— 本文抜粋 —
....

今季から巨人のコーチに就任した木村拓也(37)の急死の新聞記事を読んで、この木村拓也の今までのキャリアと人柄に興味をもった。やはり、彼を紹介した記事を、マイファイルしておかなければと思って新聞記事をそのまま転載させていただいた。私は、この木村拓也の名前もキャリアも今回のことで初めて知った。多くのファンに愛された理由がよく解った。惜しい野球人を亡くしたものだ。
これからは、私の野球四方山(よもやま)話です。
スポーツ好きな私でも、プロ野球に関してはいまいち冷めていて、心底から熱狂できない。不幸なことに気分が乗らなくなってしまったのです。気分が乗らないのは、特に巨人に関してね、と注釈が必要かも知れない。巨人に対しては、氷の心なのです。

....

— 入力データ —
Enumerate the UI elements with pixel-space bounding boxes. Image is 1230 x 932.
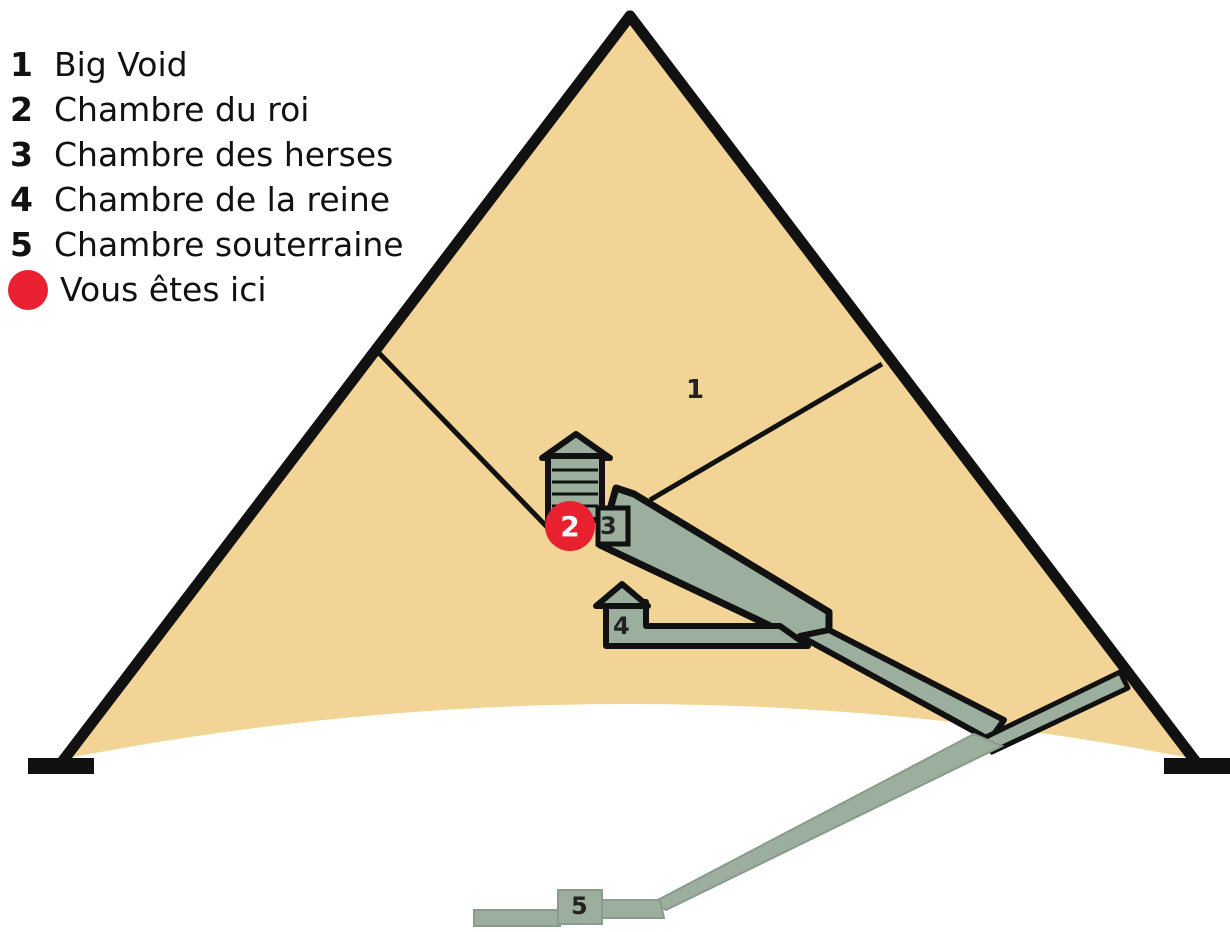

....

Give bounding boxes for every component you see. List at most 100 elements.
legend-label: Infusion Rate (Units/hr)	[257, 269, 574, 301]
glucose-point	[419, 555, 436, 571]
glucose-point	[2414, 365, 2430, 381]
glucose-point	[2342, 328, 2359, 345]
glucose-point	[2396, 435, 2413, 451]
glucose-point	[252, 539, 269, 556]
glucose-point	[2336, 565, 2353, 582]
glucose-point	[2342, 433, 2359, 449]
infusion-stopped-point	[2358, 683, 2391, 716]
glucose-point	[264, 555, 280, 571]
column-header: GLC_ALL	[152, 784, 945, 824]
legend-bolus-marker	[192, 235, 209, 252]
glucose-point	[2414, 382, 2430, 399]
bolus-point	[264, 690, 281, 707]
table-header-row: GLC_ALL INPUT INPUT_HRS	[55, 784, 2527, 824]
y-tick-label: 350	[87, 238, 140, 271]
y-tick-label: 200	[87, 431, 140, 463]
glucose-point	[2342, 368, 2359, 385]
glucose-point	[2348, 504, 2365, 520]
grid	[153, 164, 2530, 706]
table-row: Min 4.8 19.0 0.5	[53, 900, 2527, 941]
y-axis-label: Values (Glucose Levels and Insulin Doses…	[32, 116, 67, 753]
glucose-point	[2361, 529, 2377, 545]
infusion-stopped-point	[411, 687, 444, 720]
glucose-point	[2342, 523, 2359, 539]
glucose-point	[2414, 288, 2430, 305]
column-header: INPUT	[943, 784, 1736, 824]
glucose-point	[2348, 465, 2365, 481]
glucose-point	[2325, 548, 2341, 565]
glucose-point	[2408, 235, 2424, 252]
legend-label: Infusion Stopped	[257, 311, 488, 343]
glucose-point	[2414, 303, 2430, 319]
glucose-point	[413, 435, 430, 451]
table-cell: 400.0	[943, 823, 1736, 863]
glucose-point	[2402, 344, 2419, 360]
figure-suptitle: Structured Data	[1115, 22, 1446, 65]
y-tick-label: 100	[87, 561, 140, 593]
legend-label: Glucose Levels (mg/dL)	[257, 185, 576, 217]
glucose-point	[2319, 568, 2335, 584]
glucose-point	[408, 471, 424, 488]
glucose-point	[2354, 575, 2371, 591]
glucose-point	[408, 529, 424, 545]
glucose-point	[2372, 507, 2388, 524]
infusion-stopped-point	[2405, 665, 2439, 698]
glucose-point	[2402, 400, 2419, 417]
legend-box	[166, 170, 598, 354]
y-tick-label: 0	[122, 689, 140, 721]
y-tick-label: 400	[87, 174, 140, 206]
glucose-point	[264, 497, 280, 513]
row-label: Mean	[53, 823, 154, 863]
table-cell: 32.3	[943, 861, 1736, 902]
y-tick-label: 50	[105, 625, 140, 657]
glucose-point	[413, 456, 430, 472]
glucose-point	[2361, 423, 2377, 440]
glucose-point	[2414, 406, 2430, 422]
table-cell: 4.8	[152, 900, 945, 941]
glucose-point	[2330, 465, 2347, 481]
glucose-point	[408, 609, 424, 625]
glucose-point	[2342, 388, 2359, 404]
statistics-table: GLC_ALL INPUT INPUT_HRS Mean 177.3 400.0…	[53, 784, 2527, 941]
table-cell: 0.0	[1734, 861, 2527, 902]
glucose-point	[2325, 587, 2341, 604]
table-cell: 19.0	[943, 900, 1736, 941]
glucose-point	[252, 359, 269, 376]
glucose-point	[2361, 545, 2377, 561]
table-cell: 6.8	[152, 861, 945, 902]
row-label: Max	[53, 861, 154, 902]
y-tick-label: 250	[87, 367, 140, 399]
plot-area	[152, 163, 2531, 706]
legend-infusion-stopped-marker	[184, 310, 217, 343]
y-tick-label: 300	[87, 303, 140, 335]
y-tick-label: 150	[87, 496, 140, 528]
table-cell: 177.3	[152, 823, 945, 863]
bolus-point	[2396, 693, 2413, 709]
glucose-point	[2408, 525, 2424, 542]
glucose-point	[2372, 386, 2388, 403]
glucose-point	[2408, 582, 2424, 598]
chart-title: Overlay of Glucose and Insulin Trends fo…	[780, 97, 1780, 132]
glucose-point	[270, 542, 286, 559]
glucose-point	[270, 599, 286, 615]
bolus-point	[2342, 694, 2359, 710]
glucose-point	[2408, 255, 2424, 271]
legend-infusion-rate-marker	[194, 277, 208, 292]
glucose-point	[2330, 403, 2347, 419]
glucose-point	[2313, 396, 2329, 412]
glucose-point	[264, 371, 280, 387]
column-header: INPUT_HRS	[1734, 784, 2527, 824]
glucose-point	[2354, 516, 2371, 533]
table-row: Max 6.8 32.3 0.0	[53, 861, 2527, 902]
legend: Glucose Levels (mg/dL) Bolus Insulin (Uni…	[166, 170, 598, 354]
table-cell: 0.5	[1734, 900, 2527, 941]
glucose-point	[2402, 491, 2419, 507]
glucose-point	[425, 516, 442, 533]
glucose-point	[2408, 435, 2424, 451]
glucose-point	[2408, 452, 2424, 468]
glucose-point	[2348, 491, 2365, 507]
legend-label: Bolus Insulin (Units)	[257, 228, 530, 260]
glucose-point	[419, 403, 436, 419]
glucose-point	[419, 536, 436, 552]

....

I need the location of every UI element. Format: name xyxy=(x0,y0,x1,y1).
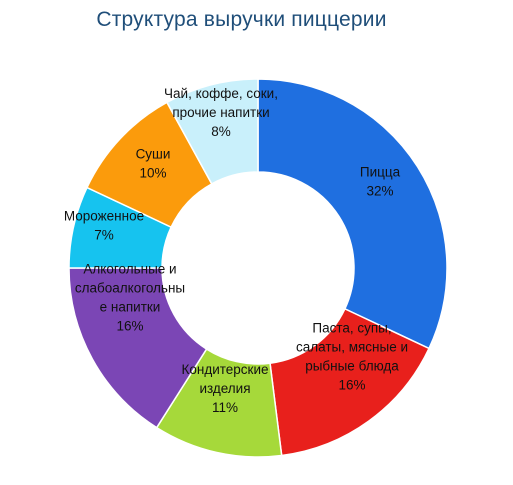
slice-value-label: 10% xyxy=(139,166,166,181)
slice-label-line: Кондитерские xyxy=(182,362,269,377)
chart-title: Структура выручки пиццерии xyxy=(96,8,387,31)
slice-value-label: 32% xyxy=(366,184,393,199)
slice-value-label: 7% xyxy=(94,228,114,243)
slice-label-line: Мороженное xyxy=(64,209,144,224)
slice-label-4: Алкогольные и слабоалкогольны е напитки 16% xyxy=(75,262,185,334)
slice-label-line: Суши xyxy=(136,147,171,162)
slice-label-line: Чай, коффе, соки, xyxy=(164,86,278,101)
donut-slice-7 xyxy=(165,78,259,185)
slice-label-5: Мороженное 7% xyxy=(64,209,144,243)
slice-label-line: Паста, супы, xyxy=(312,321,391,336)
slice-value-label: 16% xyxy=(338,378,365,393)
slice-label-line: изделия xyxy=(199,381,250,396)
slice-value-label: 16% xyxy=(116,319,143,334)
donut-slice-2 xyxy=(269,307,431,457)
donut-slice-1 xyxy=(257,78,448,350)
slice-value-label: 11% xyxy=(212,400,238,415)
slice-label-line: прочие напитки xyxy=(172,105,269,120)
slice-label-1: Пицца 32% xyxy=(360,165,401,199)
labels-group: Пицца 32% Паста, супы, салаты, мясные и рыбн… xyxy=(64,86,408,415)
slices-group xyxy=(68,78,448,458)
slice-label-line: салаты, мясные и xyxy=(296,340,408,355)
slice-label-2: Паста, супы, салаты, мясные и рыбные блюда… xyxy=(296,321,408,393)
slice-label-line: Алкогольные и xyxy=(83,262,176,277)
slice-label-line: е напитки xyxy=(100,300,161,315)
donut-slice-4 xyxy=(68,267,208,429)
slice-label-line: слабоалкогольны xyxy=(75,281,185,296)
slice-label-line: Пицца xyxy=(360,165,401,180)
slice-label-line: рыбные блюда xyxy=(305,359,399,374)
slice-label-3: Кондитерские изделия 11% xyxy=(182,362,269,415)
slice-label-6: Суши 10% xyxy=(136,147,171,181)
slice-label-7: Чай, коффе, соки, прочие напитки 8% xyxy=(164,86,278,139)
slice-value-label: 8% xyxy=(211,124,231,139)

....

— 演習の課題 —
(a) 本文抜粋によると、木村拓也は今季からどの球団のコーチに就任したか。
(b) リストのうち、「I need the location」を含む行から「slice-label-line: Паста, супы, xyxy=(312,321,391,336)」を含む行までを、両端の行も含めてそのまま書き写すこと。画像は除くこと。
本文抜粋とリストは互いに無関係である。

— 解答 —
(a) 巨人。

(b)
I need the location of every UI element. Format: name xyxy=(x0,y0,x1,y1).
slice-value-label: 10% xyxy=(139,166,166,181)
slice-label-line: Кондитерские xyxy=(182,362,269,377)
chart-title: Структура выручки пиццерии xyxy=(96,8,387,31)
slice-value-label: 32% xyxy=(366,184,393,199)
slice-value-label: 7% xyxy=(94,228,114,243)
slice-label-line: Мороженное xyxy=(64,209,144,224)
slice-label-4: Алкогольные и слабоалкогольны е напитки 16% xyxy=(75,262,185,334)
slice-label-line: Суши xyxy=(136,147,171,162)
slice-label-line: Чай, коффе, соки, xyxy=(164,86,278,101)
donut-slice-7 xyxy=(165,78,259,185)
slice-label-5: Мороженное 7% xyxy=(64,209,144,243)
slice-label-line: Паста, супы, xyxy=(312,321,391,336)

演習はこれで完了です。